您现在的位置是: 首页 > MapReduce分布式计算框架


MapReduce分布式计算框架

纯真年代 2018-09-16 21:18:42 0 580人围观

直达车 MapReduce

MapReduce概述

    1)源自Google的MapReduce论文,发表于2004.12

    2)Hadoop MapReduce是Google MapReduce的克隆版

    3)MapReduce优点:海量数据离线处理&易开发&易运行

    4)MapReduce缺点:实时流式计算

MapReduce编程模型之wordcount词频统计分析入门

    例如:统计words.txt中单词出现的次数


    当文件很大很大的时候


    例图:

        1)文件拆分,如图:假如我们一行就是一个被拆分的文件,这里三个文件同时进行处理

        2)Mapping:按照指定分隔符进行拆分单词,给每个单词赋值为1,这个阶段我们只知道每个单词出现1的次数

        3)Shuffling:将相同的数据分到一个节点上去合并

        4)Reducing:将每个单词数量加起来

        (上面这些文件都不是在同一台机器上的,都是并行处理的)  

    官网直达车

    A MapReduce job usually splits the input data-set into independent chunks which are processed by the map tasks in a completely parallel manner. The framework sorts the outputs of the maps, which are then input to the reduce tasks. Typically both the input and the output of the job are stored in a file-system. The framework takes care of scheduling tasks, monitoring them and re-executes the failed tasks.

    (input) <k1, v1> -> map -> <k2, v2> -> combine -> <k2, v2> -> reduce -> <k3, v3> (output)

····················

(问题与任务):
a. 把页面正文中的这句英文译成中文:"The framework sorts the outputs of the maps, which are then input to the reduce tasks."
b. 根据页面正文,Hadoop MapReduce是什么的克隆版?
c. 页面正文讲词频统计时,Shuffling阶段要做什么?为什么要这样做?
这些行是另外的材料,与页面正文无关。

(所给数据):
····················

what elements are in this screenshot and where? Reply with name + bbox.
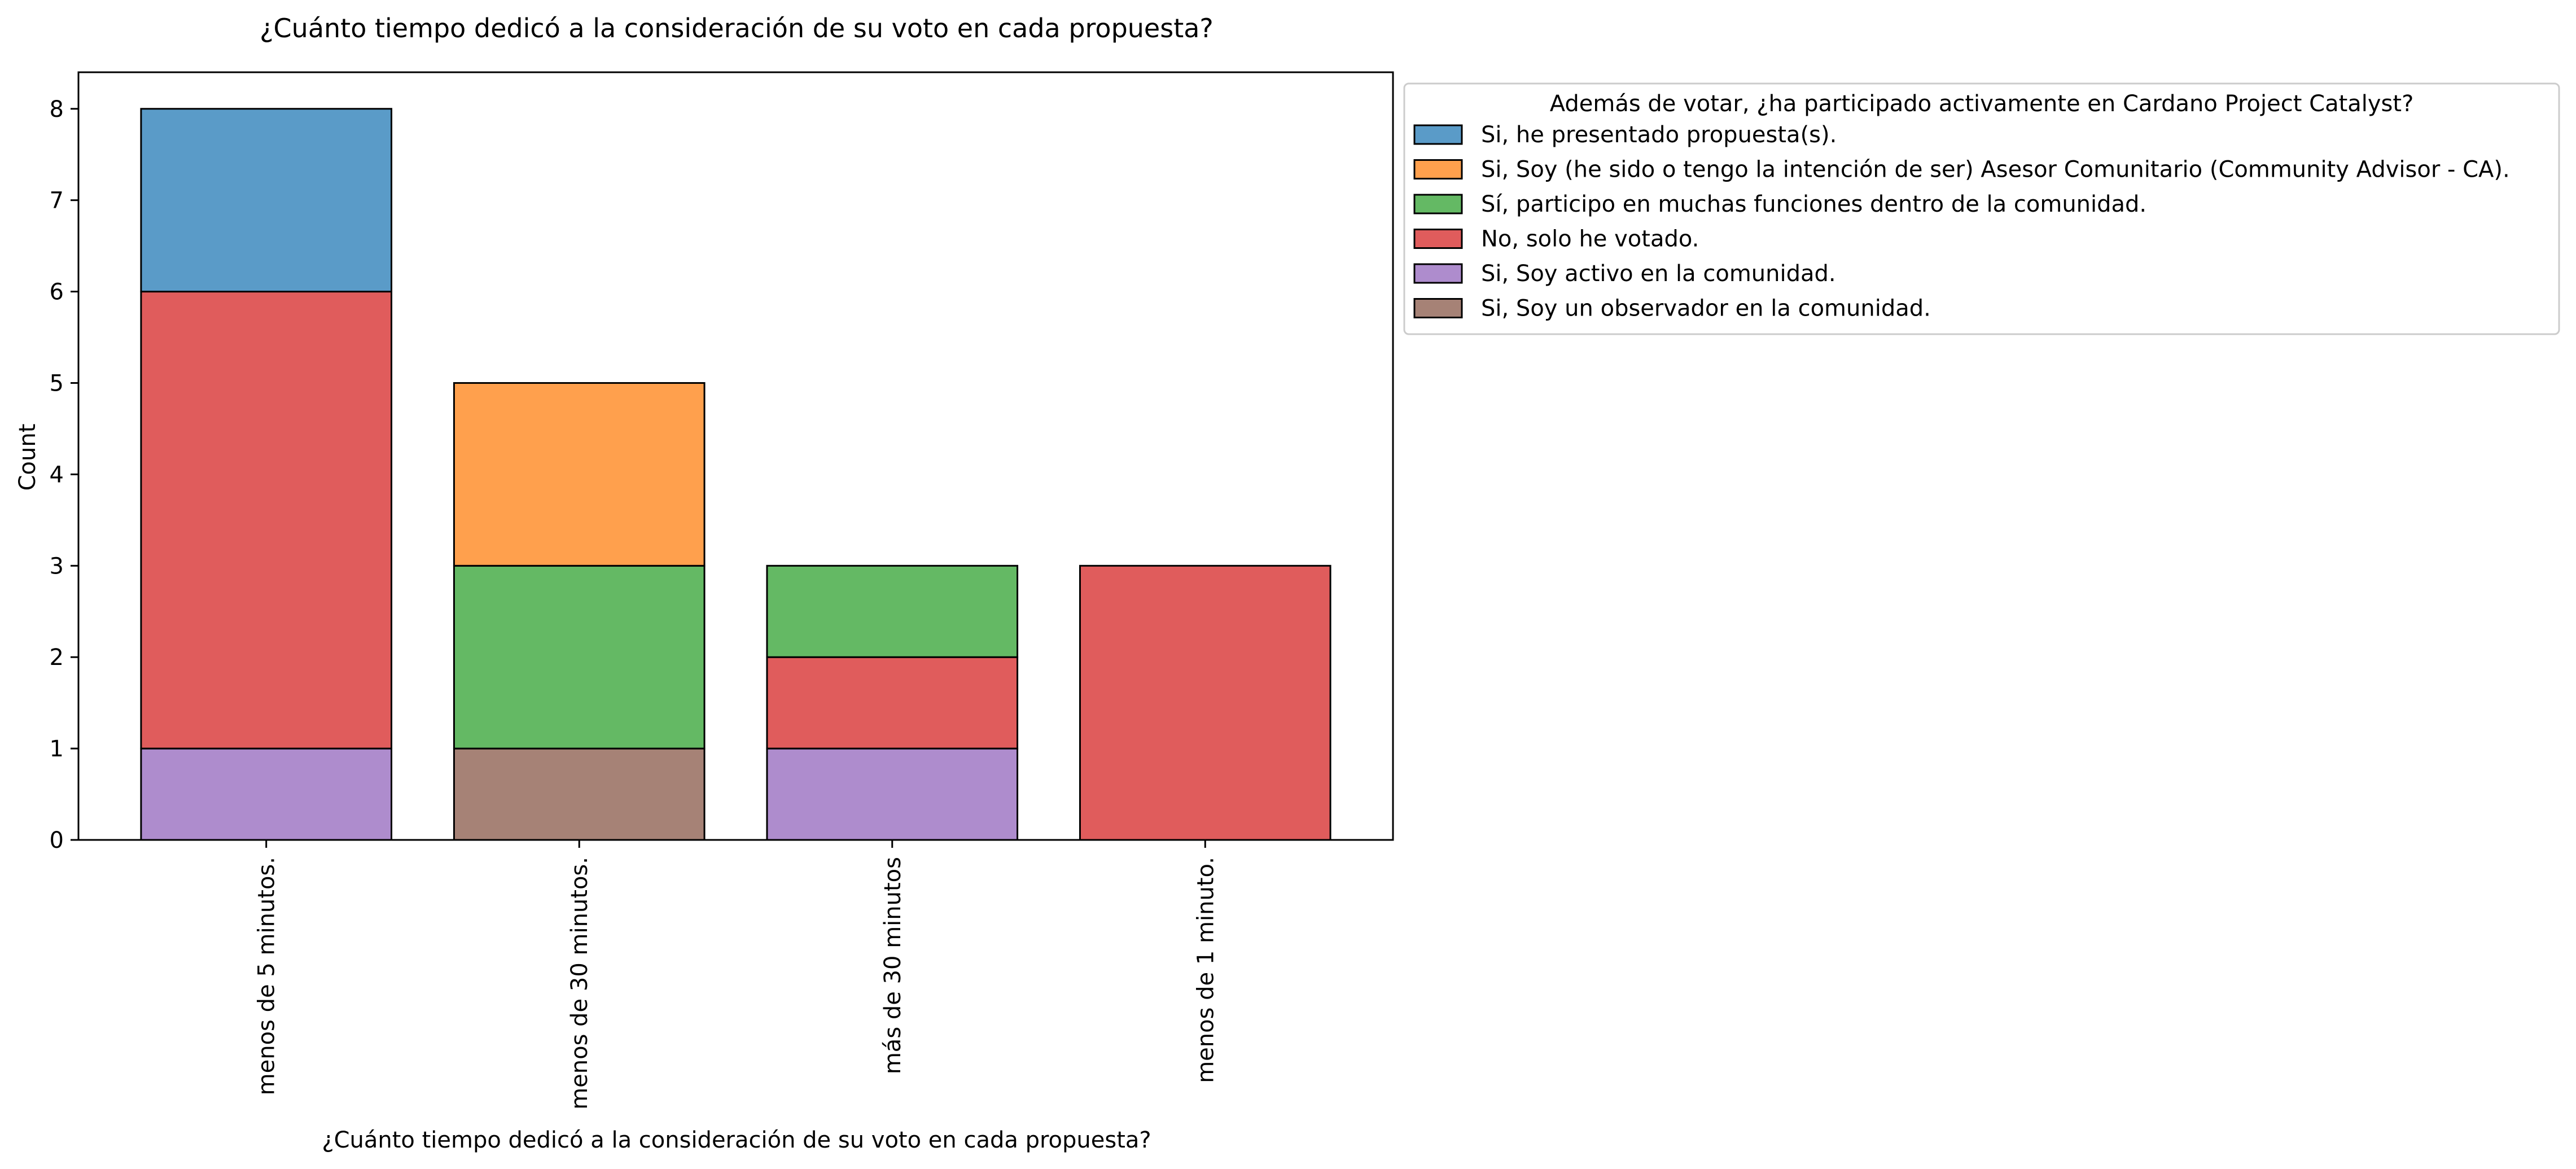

····················

(练习答案):
a. 框架会对map的输出进行排序,这些输出随后作为reduce任务的输入。

b. Google MapReduce的克隆版。

c. Shuffling阶段把相同的数据分到同一个节点上,这样做是为了在那里合并这些数据。